(Required task 1): In the records, take the part that opens with the line containing "Text: 12,7%: 12,7% — [337, 91, 373, 101]" and closes with the line containing "Bar — [126, 237, 159, 250]", and arrange it as a Markdown table with the columns Row and Line, numbering each line and leaving out blank lines.
=== Supplied text ===
Spotlight & Giveaway: Slow Dance Holiday by Carolyn Brown

Posted September 11th, 2020 by in Blog, Spotlight / 50 comments

Today it is my pleasure to Welcome author Carolyn Brown to HJ!
Spotlight&Giveaway

Hi Carolyn and welcome to HJ! We’re so excited to chat with you about your new release, Slow Dance Holiday!

 
It’s a pleasure to be back to visit with all y’all about my newest novella, A Slow Dance Holiday!
 

Please summarize the book for the readers here:

Jorja Jenks was elated to find out that she had inherited half ownership of The Honky Tonk in the tiny town of Mingus, Texas. Of course she’d have to share an efficiency apartment with the co-owner, Cameron, a woman she’d never met, but that wasn’t any big deal. She’d had roommates before and besides her best friend was named Cameron.
Cameron Walsh was as happy as a cowboy could be when he learned of his inheritance. His friend JJ had grown up together, so he pictured his new partner as a fun loving guy like his favorite cousin had been.
Imagine their surprise when they were both wrong, and suddenly they were having to share a tiny apartment at the back of the bar and work together in one of the worst snowstorms that part of Texas had ever seen.
 

Please share your favorite line(s) or quote from this book:

*Jorja Jenks had never been one to take risks. She wasn’t the type of woman to quit her fantastic job in Nashville, Tennessee, on a whim to move to Mingus, Texas (population two hundred), but she did.
*Cameron Walsh was a big risk taker. He didn’t care what other people thought about his decisions.
*He (Cameron) groaned when he realized he was looking at a shower curtain that had a Christmas tree printed on it. He turned around bewildered. Cowboys didn’t decorate and they damn sure didn’t use doilies under cute little lamps, like the one sitting on the chest-of-drawers on JJ’s side of the room.
*He raised both hands and said, “I didn’t know JJ was bringing a girlfriend, but that explains all the foo-foo crap.”
“Are you drunk or crazy?” the woman asked, “No one calls me JJ except my grandparents, and I damn sure don’t have a girlfriend.”
“You are JJ?” Cameron felt as if his eyeballs were going to flip out of their sockets and roll around on the floor like marbles at the toes of his cowboy boots.
“I am Jorja Jenks.” She said, and her grip on that gun was firm and her hand was steady.
*“I’m Cameron Walsh,” he said. “You can put the gun away. Looks like we’re going to be roommates and co-owners of the Honky Tonk.”
“That’s not possible. Cameron is a girl.” She stammered.
“And JJ was my favorite cousin, and believe me, he was all cowboy,” Cameron chuckled.
=== Data for this task ===
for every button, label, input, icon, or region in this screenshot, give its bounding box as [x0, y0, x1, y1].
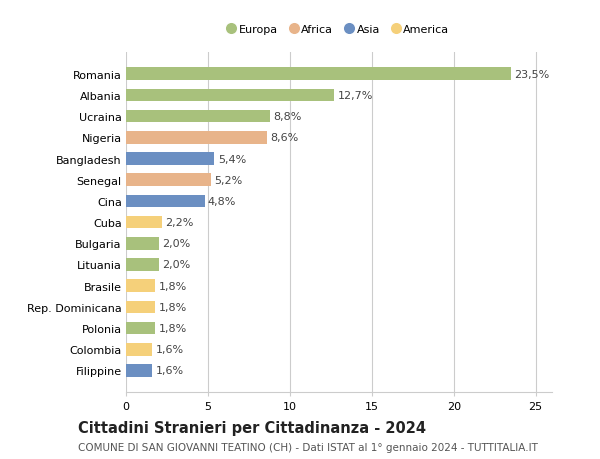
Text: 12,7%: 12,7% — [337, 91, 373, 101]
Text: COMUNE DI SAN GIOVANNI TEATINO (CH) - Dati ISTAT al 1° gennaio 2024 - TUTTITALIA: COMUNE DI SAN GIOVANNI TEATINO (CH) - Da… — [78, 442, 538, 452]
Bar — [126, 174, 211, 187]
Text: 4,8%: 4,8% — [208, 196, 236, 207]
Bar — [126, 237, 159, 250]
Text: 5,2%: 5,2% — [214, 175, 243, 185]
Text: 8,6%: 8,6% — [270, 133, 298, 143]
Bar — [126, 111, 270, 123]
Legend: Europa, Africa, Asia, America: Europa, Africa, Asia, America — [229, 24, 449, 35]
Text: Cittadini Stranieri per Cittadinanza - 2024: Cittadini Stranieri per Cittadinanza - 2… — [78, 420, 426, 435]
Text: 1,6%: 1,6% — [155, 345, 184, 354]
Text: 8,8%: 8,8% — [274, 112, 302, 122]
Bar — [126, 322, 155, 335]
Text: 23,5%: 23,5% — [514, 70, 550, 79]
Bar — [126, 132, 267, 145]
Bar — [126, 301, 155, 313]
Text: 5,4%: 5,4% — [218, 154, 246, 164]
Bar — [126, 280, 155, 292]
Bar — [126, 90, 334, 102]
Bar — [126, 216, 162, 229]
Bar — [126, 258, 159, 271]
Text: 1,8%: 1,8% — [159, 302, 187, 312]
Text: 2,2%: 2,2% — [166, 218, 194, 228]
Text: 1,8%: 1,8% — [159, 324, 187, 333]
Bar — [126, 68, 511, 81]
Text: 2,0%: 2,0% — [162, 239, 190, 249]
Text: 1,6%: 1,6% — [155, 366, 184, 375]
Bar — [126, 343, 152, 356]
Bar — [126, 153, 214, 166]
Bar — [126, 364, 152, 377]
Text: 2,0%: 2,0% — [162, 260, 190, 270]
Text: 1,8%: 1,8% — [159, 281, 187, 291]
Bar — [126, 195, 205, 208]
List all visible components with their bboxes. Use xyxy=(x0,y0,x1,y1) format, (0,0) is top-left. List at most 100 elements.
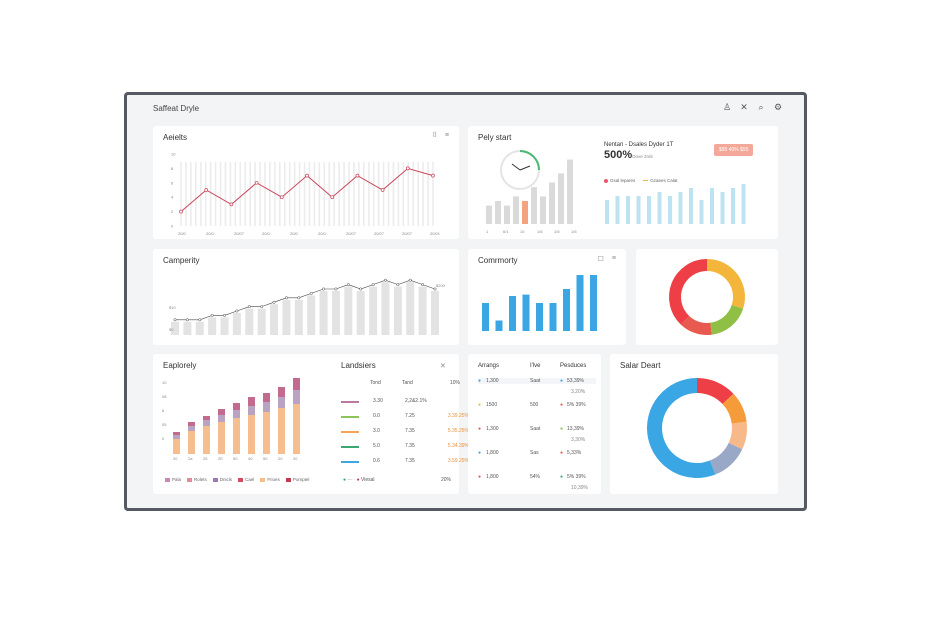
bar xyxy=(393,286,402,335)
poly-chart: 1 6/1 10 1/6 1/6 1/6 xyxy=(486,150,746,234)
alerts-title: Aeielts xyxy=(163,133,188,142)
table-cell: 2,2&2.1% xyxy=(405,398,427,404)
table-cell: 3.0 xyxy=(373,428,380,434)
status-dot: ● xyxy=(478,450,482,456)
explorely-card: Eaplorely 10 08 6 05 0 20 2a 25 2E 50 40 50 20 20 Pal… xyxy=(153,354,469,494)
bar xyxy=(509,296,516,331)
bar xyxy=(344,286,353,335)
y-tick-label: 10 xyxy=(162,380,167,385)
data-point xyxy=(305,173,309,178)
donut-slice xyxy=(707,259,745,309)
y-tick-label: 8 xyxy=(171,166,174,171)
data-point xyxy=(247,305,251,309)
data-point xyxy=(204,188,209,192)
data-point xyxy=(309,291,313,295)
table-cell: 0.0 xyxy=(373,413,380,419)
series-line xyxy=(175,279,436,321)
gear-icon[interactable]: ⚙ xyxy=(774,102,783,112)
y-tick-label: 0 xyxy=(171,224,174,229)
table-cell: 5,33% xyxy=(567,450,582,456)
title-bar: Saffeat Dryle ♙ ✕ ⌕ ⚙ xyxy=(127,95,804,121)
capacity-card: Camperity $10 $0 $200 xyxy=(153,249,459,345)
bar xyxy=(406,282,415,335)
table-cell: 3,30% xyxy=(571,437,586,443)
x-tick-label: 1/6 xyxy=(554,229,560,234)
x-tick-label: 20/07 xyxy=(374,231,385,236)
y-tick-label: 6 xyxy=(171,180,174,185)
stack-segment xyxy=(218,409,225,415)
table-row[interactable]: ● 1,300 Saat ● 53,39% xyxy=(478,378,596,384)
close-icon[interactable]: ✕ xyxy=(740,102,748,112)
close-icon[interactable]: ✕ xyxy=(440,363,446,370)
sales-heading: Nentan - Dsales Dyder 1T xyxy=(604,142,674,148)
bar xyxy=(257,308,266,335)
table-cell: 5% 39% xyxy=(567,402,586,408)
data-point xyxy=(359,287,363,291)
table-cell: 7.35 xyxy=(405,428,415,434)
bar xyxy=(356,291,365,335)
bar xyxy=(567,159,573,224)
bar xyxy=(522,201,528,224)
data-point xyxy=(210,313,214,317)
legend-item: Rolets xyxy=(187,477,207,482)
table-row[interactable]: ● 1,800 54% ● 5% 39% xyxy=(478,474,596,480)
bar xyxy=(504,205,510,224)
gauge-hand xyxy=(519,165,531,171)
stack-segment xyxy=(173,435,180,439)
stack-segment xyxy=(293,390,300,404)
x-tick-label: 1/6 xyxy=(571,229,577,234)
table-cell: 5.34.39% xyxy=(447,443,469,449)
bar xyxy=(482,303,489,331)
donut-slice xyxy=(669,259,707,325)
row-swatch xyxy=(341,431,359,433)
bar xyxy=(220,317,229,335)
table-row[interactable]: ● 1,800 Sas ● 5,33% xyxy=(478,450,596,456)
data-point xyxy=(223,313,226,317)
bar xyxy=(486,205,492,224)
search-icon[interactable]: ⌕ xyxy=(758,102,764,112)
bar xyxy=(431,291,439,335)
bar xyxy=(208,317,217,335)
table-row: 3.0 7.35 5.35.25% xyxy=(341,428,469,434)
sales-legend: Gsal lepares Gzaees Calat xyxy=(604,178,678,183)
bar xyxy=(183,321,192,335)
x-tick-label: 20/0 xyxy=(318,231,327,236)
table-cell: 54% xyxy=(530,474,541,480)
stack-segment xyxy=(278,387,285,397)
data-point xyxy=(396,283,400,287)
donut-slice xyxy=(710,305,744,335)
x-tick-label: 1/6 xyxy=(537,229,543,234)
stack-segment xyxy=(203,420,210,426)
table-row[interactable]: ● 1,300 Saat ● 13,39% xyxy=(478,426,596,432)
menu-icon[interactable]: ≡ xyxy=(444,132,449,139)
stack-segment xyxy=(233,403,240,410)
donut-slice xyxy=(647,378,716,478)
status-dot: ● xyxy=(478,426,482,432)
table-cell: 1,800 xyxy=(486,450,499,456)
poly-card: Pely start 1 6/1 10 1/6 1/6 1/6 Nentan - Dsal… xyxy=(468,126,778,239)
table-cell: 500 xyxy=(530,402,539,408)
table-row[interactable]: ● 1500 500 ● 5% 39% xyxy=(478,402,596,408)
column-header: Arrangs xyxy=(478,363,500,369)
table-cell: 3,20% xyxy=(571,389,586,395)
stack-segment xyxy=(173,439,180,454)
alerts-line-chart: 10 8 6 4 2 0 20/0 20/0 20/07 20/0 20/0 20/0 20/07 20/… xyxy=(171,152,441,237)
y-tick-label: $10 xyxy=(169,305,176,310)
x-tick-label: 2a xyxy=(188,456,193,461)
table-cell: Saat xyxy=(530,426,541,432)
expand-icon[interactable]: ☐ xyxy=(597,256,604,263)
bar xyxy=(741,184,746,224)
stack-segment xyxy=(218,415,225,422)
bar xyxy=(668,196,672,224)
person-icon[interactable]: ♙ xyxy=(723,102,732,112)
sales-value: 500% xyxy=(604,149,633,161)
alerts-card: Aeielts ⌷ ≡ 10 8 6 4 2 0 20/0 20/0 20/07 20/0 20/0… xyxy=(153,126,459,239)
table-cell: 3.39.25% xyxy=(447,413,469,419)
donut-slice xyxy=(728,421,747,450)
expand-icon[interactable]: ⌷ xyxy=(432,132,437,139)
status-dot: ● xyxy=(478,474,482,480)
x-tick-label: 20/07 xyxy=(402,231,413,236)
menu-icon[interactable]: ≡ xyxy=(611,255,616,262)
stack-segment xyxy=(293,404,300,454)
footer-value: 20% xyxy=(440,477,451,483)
===
=== Data for this task ===
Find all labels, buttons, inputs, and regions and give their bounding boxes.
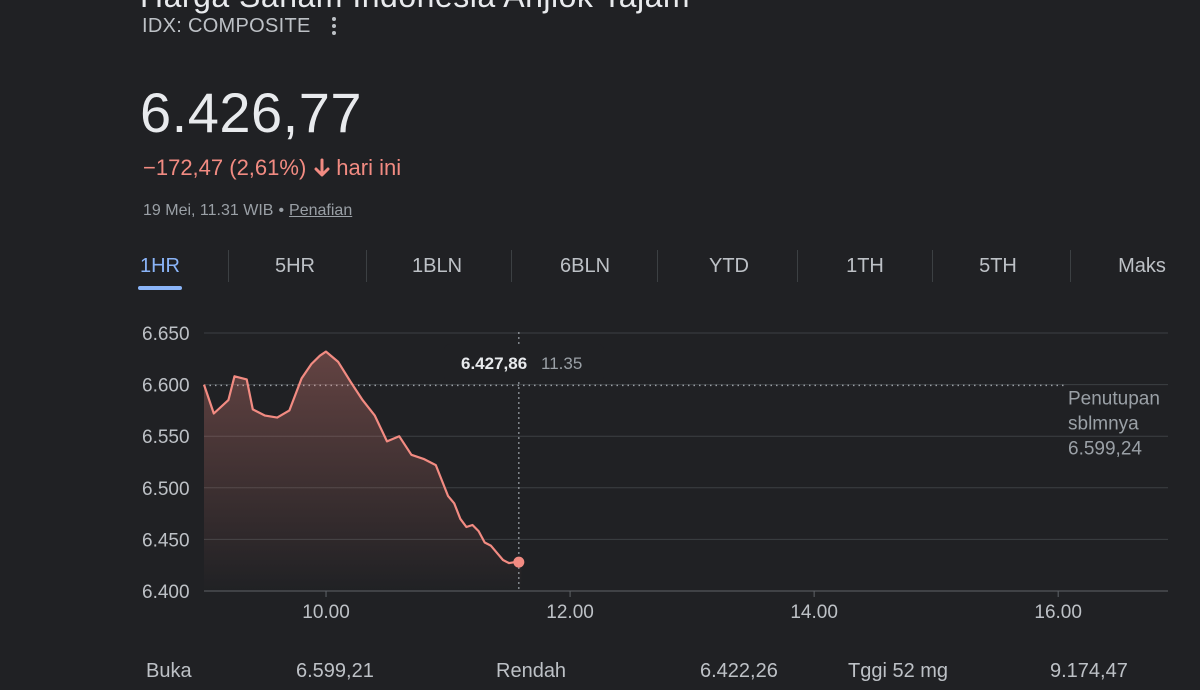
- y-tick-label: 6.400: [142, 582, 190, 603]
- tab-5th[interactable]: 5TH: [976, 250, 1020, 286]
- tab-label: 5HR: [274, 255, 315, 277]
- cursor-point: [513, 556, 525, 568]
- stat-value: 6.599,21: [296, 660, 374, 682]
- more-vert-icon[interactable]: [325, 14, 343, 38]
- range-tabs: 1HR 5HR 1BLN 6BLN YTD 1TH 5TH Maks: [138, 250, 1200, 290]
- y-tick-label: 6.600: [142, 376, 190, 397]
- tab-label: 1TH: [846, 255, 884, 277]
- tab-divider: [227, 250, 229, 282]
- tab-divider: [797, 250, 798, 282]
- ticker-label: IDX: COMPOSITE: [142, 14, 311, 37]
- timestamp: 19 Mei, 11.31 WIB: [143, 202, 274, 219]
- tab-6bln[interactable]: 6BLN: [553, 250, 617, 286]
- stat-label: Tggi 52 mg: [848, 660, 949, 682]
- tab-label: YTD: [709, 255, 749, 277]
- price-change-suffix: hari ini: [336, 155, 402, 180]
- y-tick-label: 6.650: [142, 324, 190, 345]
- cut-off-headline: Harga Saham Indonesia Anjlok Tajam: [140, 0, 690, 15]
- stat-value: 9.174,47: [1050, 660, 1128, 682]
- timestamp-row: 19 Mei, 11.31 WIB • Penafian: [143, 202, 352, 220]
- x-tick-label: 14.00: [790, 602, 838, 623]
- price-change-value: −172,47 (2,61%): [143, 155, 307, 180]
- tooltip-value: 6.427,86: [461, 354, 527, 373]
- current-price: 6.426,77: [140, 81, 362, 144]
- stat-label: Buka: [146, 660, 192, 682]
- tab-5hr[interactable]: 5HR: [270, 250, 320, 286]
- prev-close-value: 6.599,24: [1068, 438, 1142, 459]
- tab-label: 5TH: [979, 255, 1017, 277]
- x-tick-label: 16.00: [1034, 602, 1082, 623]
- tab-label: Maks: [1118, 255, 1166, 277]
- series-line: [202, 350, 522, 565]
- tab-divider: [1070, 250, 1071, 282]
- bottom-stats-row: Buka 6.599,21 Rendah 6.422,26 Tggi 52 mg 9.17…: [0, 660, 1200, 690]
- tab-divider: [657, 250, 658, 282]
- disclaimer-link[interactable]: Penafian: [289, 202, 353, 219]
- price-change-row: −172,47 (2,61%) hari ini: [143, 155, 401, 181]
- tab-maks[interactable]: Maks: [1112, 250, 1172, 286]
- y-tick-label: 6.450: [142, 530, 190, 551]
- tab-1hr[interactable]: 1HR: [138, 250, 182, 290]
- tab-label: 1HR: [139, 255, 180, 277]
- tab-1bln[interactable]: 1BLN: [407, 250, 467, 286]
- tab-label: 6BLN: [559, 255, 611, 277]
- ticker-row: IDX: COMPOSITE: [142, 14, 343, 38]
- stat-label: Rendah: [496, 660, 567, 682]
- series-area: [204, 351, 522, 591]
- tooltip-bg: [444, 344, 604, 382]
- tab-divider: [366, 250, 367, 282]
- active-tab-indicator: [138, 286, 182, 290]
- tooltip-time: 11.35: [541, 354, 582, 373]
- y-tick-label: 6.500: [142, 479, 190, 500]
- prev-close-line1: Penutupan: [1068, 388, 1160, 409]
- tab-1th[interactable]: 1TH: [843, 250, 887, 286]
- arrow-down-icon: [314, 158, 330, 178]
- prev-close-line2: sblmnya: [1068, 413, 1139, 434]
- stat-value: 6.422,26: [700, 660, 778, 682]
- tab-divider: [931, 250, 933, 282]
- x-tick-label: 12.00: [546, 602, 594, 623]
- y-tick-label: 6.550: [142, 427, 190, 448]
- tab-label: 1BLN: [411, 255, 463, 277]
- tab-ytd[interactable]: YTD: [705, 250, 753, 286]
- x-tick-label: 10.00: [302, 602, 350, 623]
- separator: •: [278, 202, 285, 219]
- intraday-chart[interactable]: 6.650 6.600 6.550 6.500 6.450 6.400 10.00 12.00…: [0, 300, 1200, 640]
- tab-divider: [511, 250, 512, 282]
===
(Required task 2): Pick up the spotlight on Carolyn Brown's Slow Dance Holiday after its final line and continue it.

(Exercise answer 1):
| Row | Line |
|---|---|
| 1 | Text: 12,7%: 12,7% — [337, 91, 373, 101] |
| 2 | Text: COMUNE DI SAN GIOVANNI TEATINO (CH) - Dati ISTAT al 1° gennaio 2024 - TUTTITALIA: COMUNE DI SAN GIOVANNI TEATINO (CH) - Da… — [78, 442, 538, 452] |
| 3 | Bar — [126, 174, 211, 187] |
| 4 | Text: 4,8%: 4,8% — [208, 196, 236, 207] |
| 5 | Bar — [126, 237, 159, 250] |

(Exercise answer 2):
 

Please share a few Fun facts about this book…

  • Cameron and Jorja had no idea that they would be living in a tiny apartment with a member of the opposite sex.
  • I loved the way that everything kept coming up in pairs as if telling them they belonged together–two hound dogs that liked to run away from home and race through the bar, two doves, two squirrels, even two snakes in the office.
  • The old country songs on the juke box seemed to reflect both their moods, and Twinkle Twinkle Lucky Star became the theme song for the book.

 

What first attracts your Hero to the Heroine and vice versa?

Cameron is attracted to Jorja because she is so good at what she sets out to do, from taking care of the books to decorating the bar for Christmas, even to talking to the customers.
Jorja is attracted to Cameron because having worked in a bar for years, he knows the business so well.
They are both attracted to each other because every time they are in close proximity, sparks fly!

 

Did any scene have you blushing, crying or laughing while writing it? And Why?

Cameron is all male so it came as a surprise to me when I found out he was afraid of spiders:

The door to the utility room opened and Jorja dragged out a box with a picture of a Christmas tree on the front of it. His eyes left the box and focused on the fuzzy black spider crawling toward her arm. He started to yell, but words wouldn’t come out of his mouth. The critter hopped from the box to her arm and she simply slapped it away.
Cameron could tolerate snakes, wild bulls, mice, rats and even red headed women, but spiders gave him hives. When the black, furry thing flew through the air and landed on his leg, he came up out of the bed with a yelp and began dancing around the room.
“Good God! What’s the matter with you?” Jorja stomped the spider, gasped and spun around.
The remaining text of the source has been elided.